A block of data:
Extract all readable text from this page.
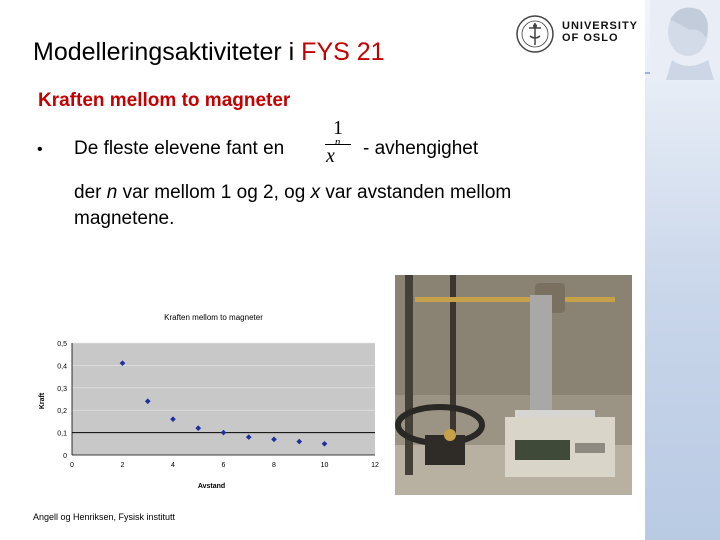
UNIVERSITY
OF OSLO
Modelleringsaktiviteter i FYS 21
Kraften mellom to magneter
• De fleste elevene fant en
1
$x^n$ - avhengighet
der n var mellom 1 og 2, og x var avstanden mellom magnetene.
0
0,1
0,2
0,3
0,4
0,5
0	2	4	6	8	10	12
Kraften mellom to magneter
Avstand
Kraft
Angell og Henriksen, Fysisk institutt
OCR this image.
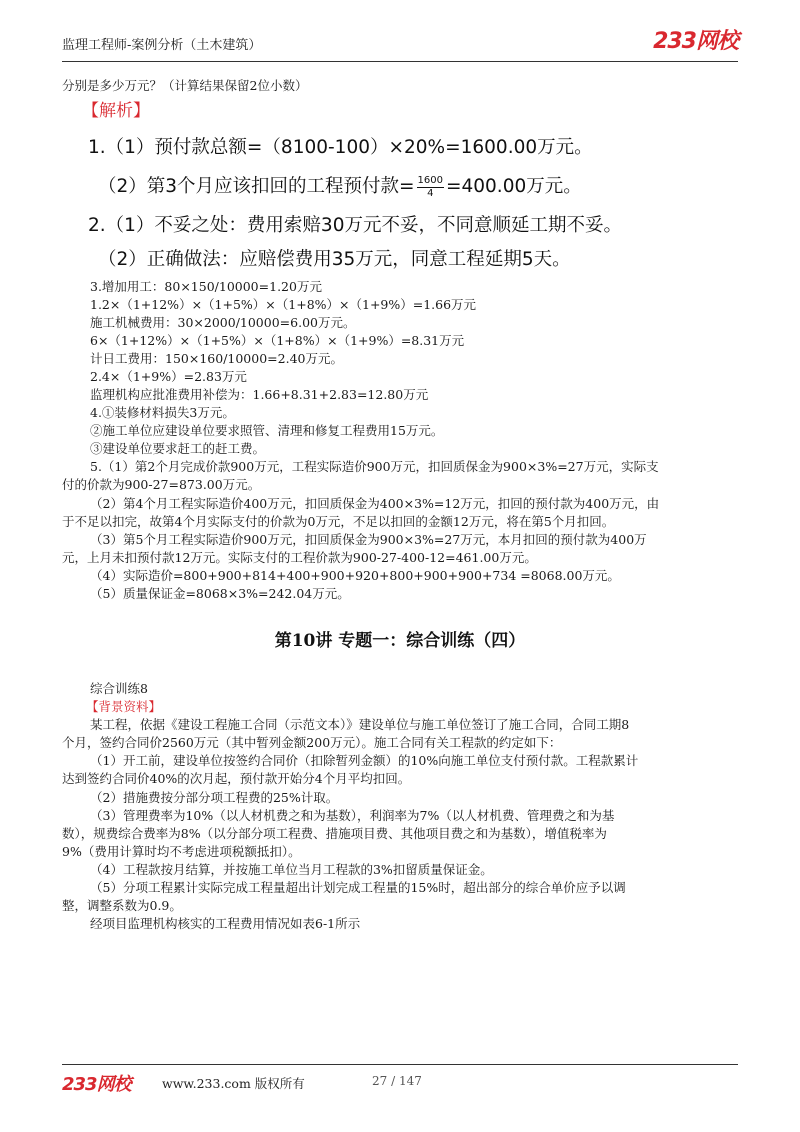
监理工程师-案例分析（土木建筑）	233网校
分别是多少万元？（计算结果保留2位小数）
【解析】
1.（1）预付款总额=（8100-100）×20%=1600.00万元。
（2）第3个月应该扣回的工程预付款= $\frac{1600}{4} =400.00$万元。
2.（1）不妥之处：费用索赔30万元不妥，不同意顺延工期不妥。
（2）正确做法：应赔偿费用35万元，同意工程延期5天。
3.增加用工：80×150/10000=1.20万元
1.2×（1+12%）×（1+5%）×（1+8%）×（1+9%）=1.66万元
施工机械费用：30×2000/10000=6.00万元。
6×（1+12%）×（1+5%）×（1+8%）×（1+9%）=8.31万元
计日工费用：150×160/10000=2.40万元。
2.4×（1+9%）=2.83万元
监理机构应批准费用补偿为：1.66+8.31+2.83=12.80万元
4.①装修材料损失3万元。
②施工单位应建设单位要求照管、清理和修复工程费用15万元。
③建设单位要求赶工的赶工费。
5.（1）第2个月完成价款900万元，工程实际造价900万元，扣回质保金为900×3%=27万元，实际支
付的价款为900-27=873.00万元。
（2）第4个月工程实际造价400万元，扣回质保金为400×3%=12万元，扣回的预付款为400万元，由
于不足以扣完，故第4个月实际支付的价款为0万元，不足以扣回的金额12万元，将在第5个月扣回。
（3）第5个月工程实际造价900万元，扣回质保金为900×3%=27万元，本月扣回的预付款为400万
元，上月未扣预付款12万元。实际支付的工程价款为900-27-400-12=461.00万元。
（4）实际造价=800+900+814+400+900+920+800+900+900+734 =8068.00万元。
（5）质量保证金=8068×3%=242.04万元。
第10讲 专题一：综合训练（四）
综合训练8
【背景资料】
某工程，依据《建设工程施工合同（示范文本）》建设单位与施工单位签订了施工合同，合同工期8
个月，签约合同价2560万元（其中暂列金额200万元）。施工合同有关工程款的约定如下：
（1）开工前，建设单位按签约合同价（扣除暂列金额）的10%向施工单位支付预付款。工程款累计
达到签约合同价40%的次月起，预付款开始分4个月平均扣回。
（2）措施费按分部分项工程费的25%计取。
（3）管理费率为10%（以人材机费之和为基数），利润率为7%（以人材机费、管理费之和为基
数），规费综合费率为8%（以分部分项工程费、措施项目费、其他项目费之和为基数），增值税率为
9%（费用计算时均不考虑进项税额抵扣）。
（4）工程款按月结算，并按施工单位当月工程款的3%扣留质量保证金。
（5）分项工程累计实际完成工程量超出计划完成工程量的15%时，超出部分的综合单价应予以调
整，调整系数为0.9。
经项目监理机构核实的工程费用情况如表6-1所示
233网校	www.233.com 版权所有	27 / 147
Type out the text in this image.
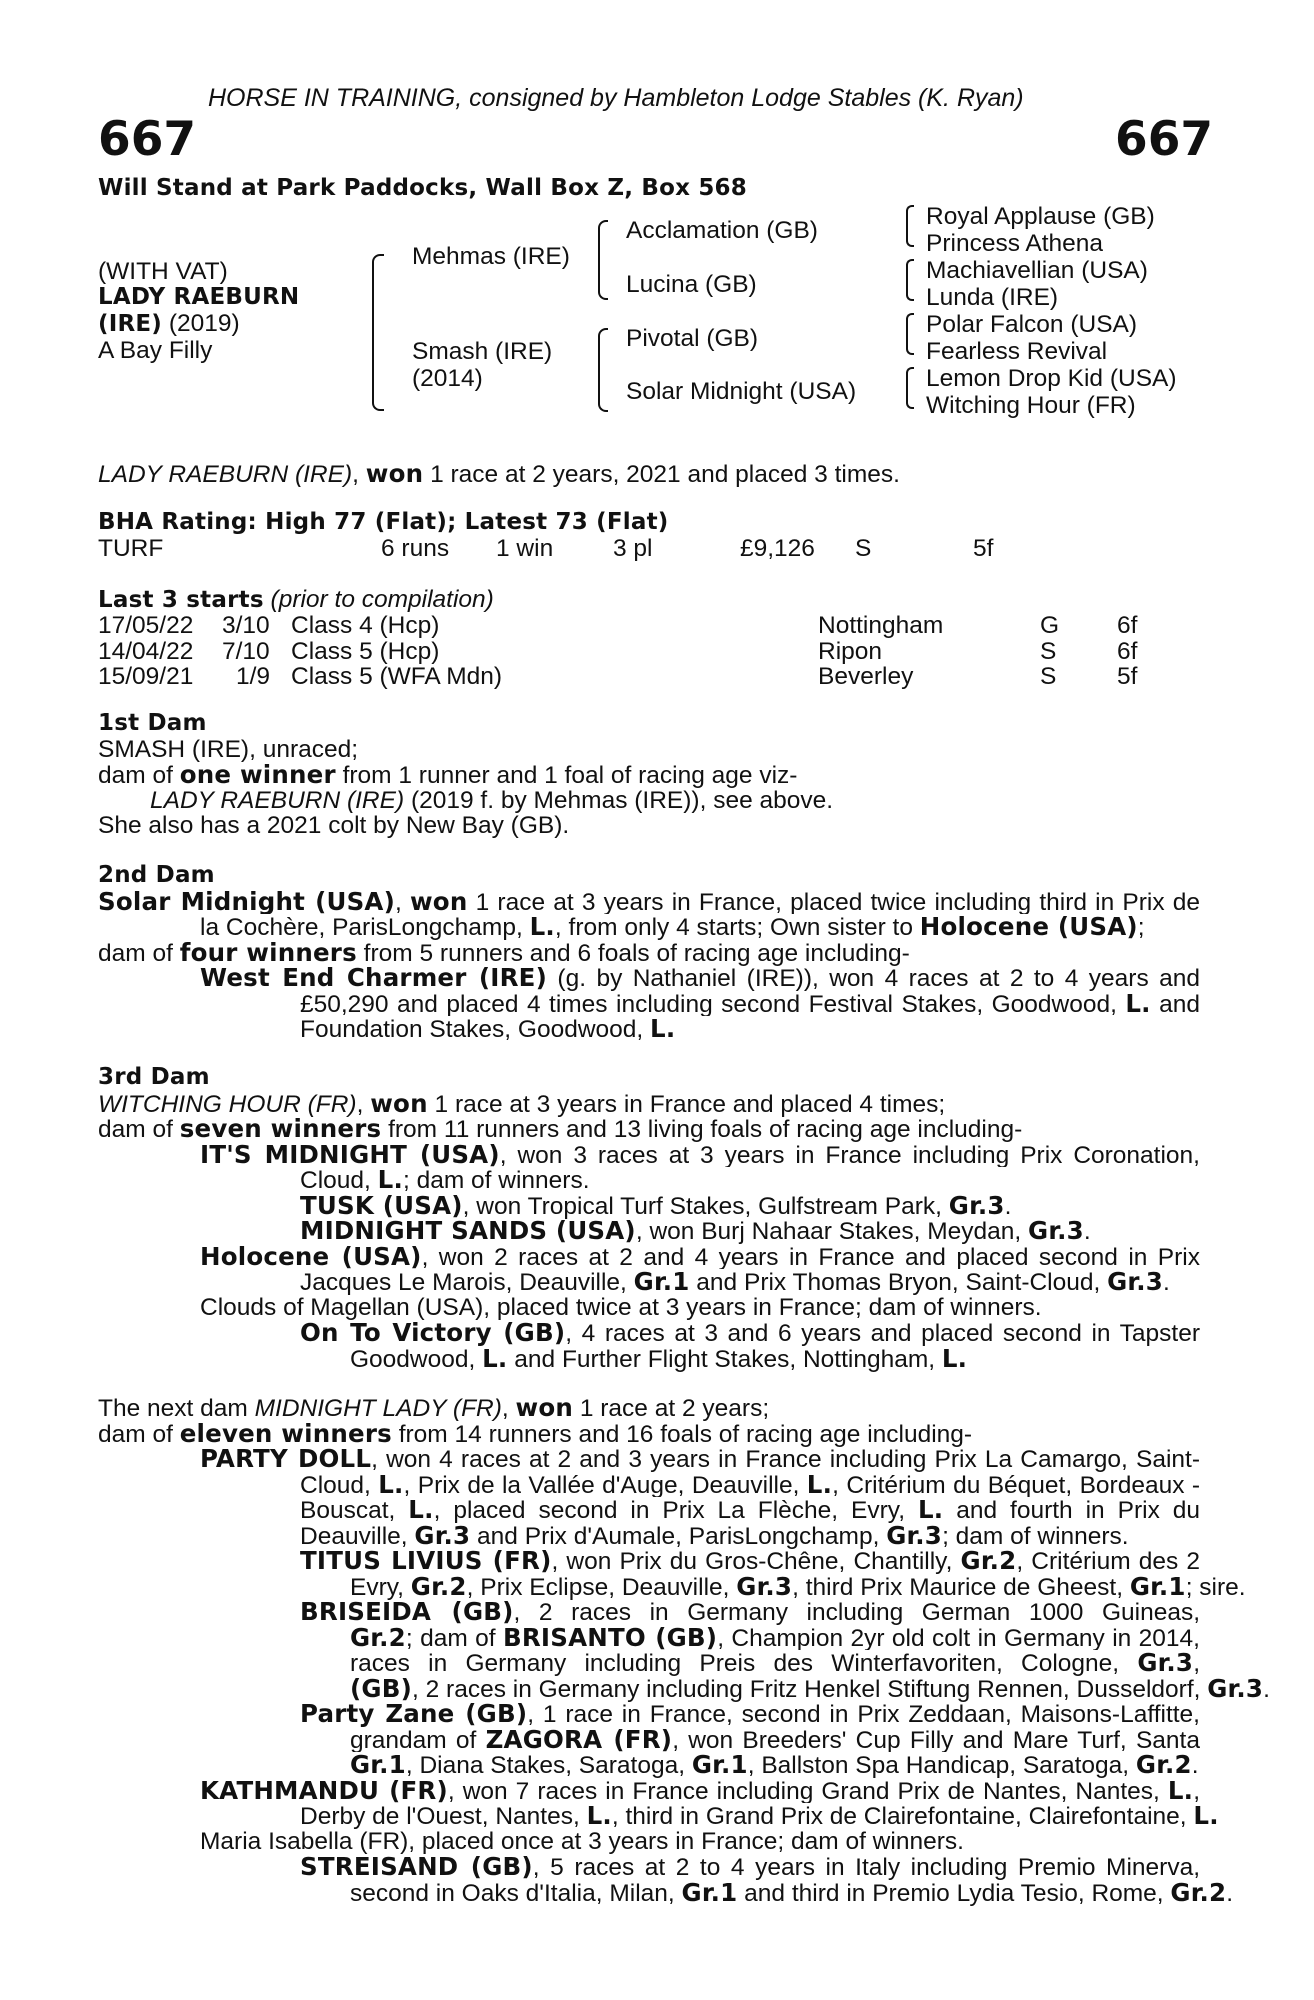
HORSE IN TRAINING, consigned by Hambleton Lodge Stables (K. Ryan)
667	667
Will Stand at Park Paddocks, Wall Box Z, Box 568
(WITH VAT)
LADY RAEBURN
(IRE) (2019)
A Bay Filly
Mehmas (IRE)
Smash (IRE)
(2014)
Acclamation (GB)
Lucina (GB)
Pivotal (GB)
Solar Midnight (USA)
Royal Applause (GB)
Princess Athena
Machiavellian (USA)
Lunda (IRE)
Polar Falcon (USA)
Fearless Revival
Lemon Drop Kid (USA)
Witching Hour (FR)
LADY RAEBURN (IRE), won 1 race at 2 years, 2021 and placed 3 times.
BHA Rating: High 77 (Flat); Latest 73 (Flat)
TURF	6 runs 1 win 3 pl	£9,126 S	5f
Last 3 starts (prior to compilation)
17/05/22 3/10 Class 4 (Hcp)	Nottingham	G 6f
14/04/22 7/10 Class 5 (Hcp)	Ripon	S 6f
15/09/21 1/9 Class 5 (WFA Mdn)	Beverley	S 5f
1st Dam
SMASH (IRE), unraced;
dam of one winner from 1 runner and 1 foal of racing age viz-
LADY RAEBURN (IRE) (2019 f. by Mehmas (IRE)), see above.
She also has a 2021 colt by New Bay (GB).
2nd Dam
Solar Midnight (USA), won 1 race at 3 years in France, placed twice including third in Prix de
la Cochère, ParisLongchamp, L., from only 4 starts; Own sister to Holocene (USA);
dam of four winners from 5 runners and 6 foals of racing age including-
West End Charmer (IRE) (g. by Nathaniel (IRE)), won 4 races at 2 to 4 years and
£50,290 and placed 4 times including second Festival Stakes, Goodwood, L. and
Foundation Stakes, Goodwood, L.
3rd Dam
WITCHING HOUR (FR), won 1 race at 3 years in France and placed 4 times;
dam of seven winners from 11 runners and 13 living foals of racing age including-
IT'S MIDNIGHT (USA), won 3 races at 3 years in France including Prix Coronation,
Cloud, L.; dam of winners.
TUSK (USA), won Tropical Turf Stakes, Gulfstream Park, Gr.3.
MIDNIGHT SANDS (USA), won Burj Nahaar Stakes, Meydan, Gr.3.
Holocene (USA), won 2 races at 2 and 4 years in France and placed second in Prix
Jacques Le Marois, Deauville, Gr.1 and Prix Thomas Bryon, Saint-Cloud, Gr.3.
Clouds of Magellan (USA), placed twice at 3 years in France; dam of winners.
On To Victory (GB), 4 races at 3 and 6 years and placed second in Tapster
Goodwood, L. and Further Flight Stakes, Nottingham, L.
The next dam MIDNIGHT LADY (FR), won 1 race at 2 years;
dam of eleven winners from 14 runners and 16 foals of racing age including-
PARTY DOLL, won 4 races at 2 and 3 years in France including Prix La Camargo, Saint-
Cloud, L., Prix de la Vallée d'Auge, Deauville, L., Critérium du Béquet, Bordeaux -
Bouscat, L., placed second in Prix La Flèche, Evry, L. and fourth in Prix du
Deauville, Gr.3 and Prix d'Aumale, ParisLongchamp, Gr.3; dam of winners.
TITUS LIVIUS (FR), won Prix du Gros-Chêne, Chantilly, Gr.2, Critérium des 2
Evry, Gr.2, Prix Eclipse, Deauville, Gr.3, third Prix Maurice de Gheest, Gr.1; sire.
BRISEIDA (GB), 2 races in Germany including German 1000 Guineas,
Gr.2; dam of BRISANTO (GB), Champion 2yr old colt in Germany in 2014,
races in Germany including Preis des Winterfavoriten, Cologne, Gr.3,
(GB), 2 races in Germany including Fritz Henkel Stiftung Rennen, Dusseldorf, Gr.3.
Party Zane (GB), 1 race in France, second in Prix Zeddaan, Maisons-Laffitte,
grandam of ZAGORA (FR), won Breeders' Cup Filly and Mare Turf, Santa
Gr.1, Diana Stakes, Saratoga, Gr.1, Ballston Spa Handicap, Saratoga, Gr.2.
KATHMANDU (FR), won 7 races in France including Grand Prix de Nantes, Nantes, L.,
Derby de l'Ouest, Nantes, L., third in Grand Prix de Clairefontaine, Clairefontaine, L.
Maria Isabella (FR), placed once at 3 years in France; dam of winners.
STREISAND (GB), 5 races at 2 to 4 years in Italy including Premio Minerva,
second in Oaks d'Italia, Milan, Gr.1 and third in Premio Lydia Tesio, Rome, Gr.2.
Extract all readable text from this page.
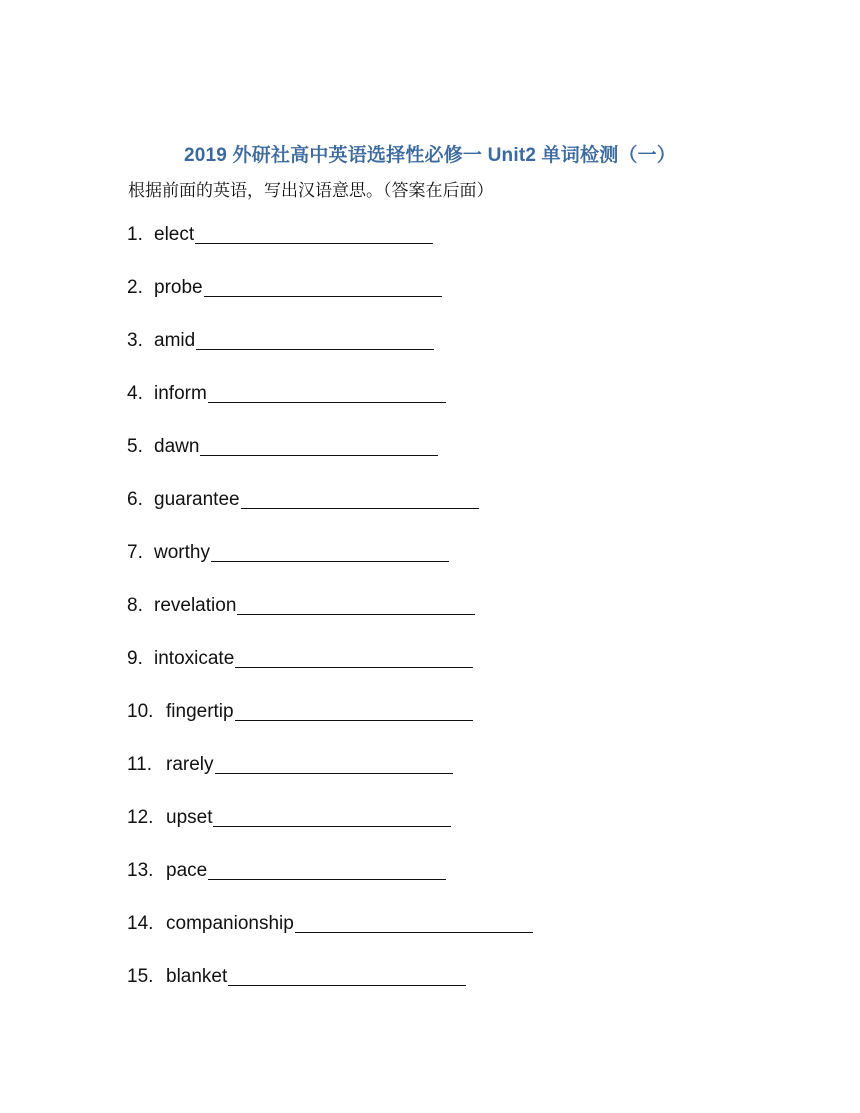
2019 外研社高中英语选择性必修一 Unit2 单词检测（一）
根据前面的英语，写出汉语意思。（答案在后面）
1. elect
2. probe
3. amid
4. inform
5. dawn
6. guarantee
7. worthy
8. revelation
9. intoxicate
10. fingertip
11. rarely
12. upset
13. pace
14. companionship
15. blanket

**WRITTEN REQUEST**
Search the entries for the word "Germany", then gather every line that has it.

**WRITTEN ANSWER**
BRISEIDA (GB), 2 races in Germany including German 1000 Guineas,
Gr.2; dam of BRISANTO (GB), Champion 2yr old colt in Germany in 2014,
races in Germany including Preis des Winterfavoriten, Cologne, Gr.3,
(GB), 2 races in Germany including Fritz Henkel Stiftung Rennen, Dusseldorf, Gr.3.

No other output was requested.